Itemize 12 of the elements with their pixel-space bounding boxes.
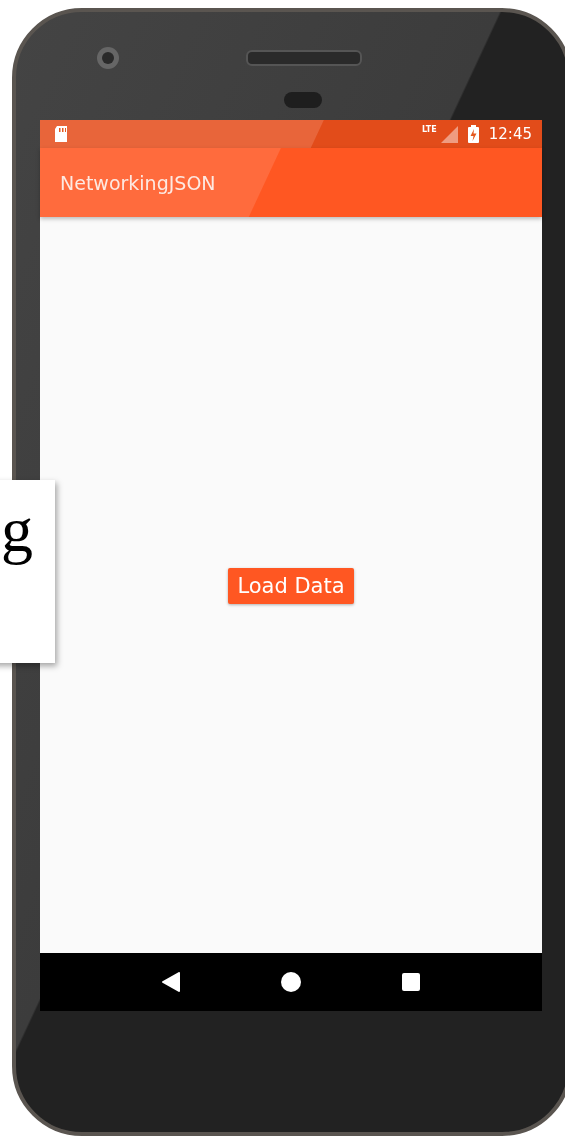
battery-icon bbox=[467, 125, 479, 143]
home-icon[interactable] bbox=[281, 972, 301, 992]
recents-icon[interactable] bbox=[401, 973, 420, 991]
network-label: LTE bbox=[422, 125, 437, 134]
sensor bbox=[284, 92, 322, 108]
signal-icon bbox=[440, 125, 458, 143]
load-data-button[interactable]: Load Data bbox=[228, 568, 354, 604]
app-title: NetworkingJSON bbox=[60, 171, 216, 194]
clock: 12:45 bbox=[488, 125, 532, 143]
back-icon[interactable] bbox=[162, 972, 181, 992]
camera-icon bbox=[96, 46, 120, 70]
sd-card-icon bbox=[54, 126, 68, 142]
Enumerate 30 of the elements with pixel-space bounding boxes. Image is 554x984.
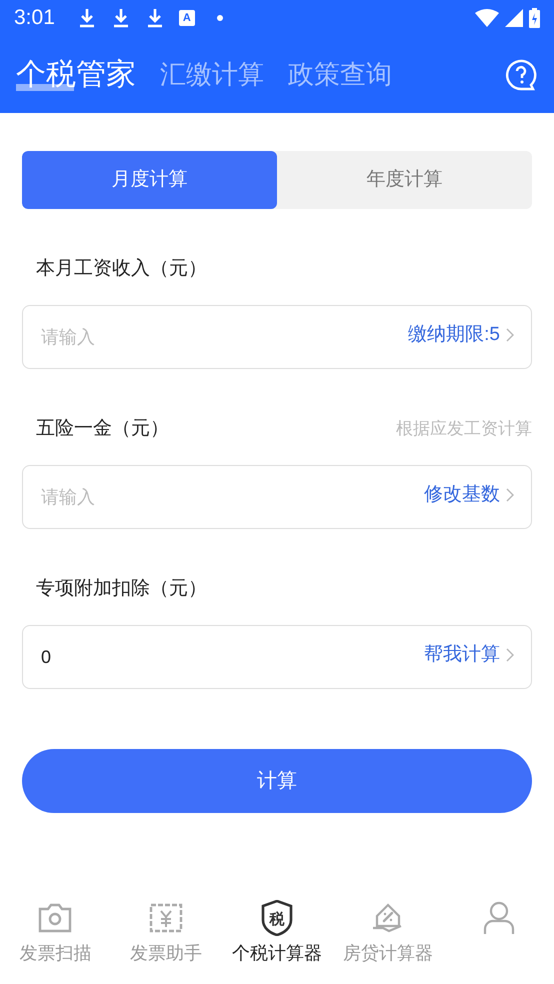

..........

» **WHAT IS EXPECTED**
Rewrite the rows as a numbered list, starting with the first line and going on through the line containing "clock: 12:45 bbox=[488, 125, 532, 143]", with both ends included. Omit blank lines and leave the pictures out of the answer.

» **REPLY**
1. Itemize 12 of the elements with their pixel-space bounding boxes.
2. battery-icon bbox=[467, 125, 479, 143]
3. home-icon[interactable] bbox=[281, 972, 301, 992]
4. recents-icon[interactable] bbox=[401, 973, 420, 991]
5. network-label: LTE bbox=[422, 125, 437, 134]
6. sensor bbox=[284, 92, 322, 108]
7. signal-icon bbox=[440, 125, 458, 143]
8. load-data-button[interactable]: Load Data bbox=[228, 568, 354, 604]
9. app-title: NetworkingJSON bbox=[60, 171, 216, 194]
10. clock: 12:45 bbox=[488, 125, 532, 143]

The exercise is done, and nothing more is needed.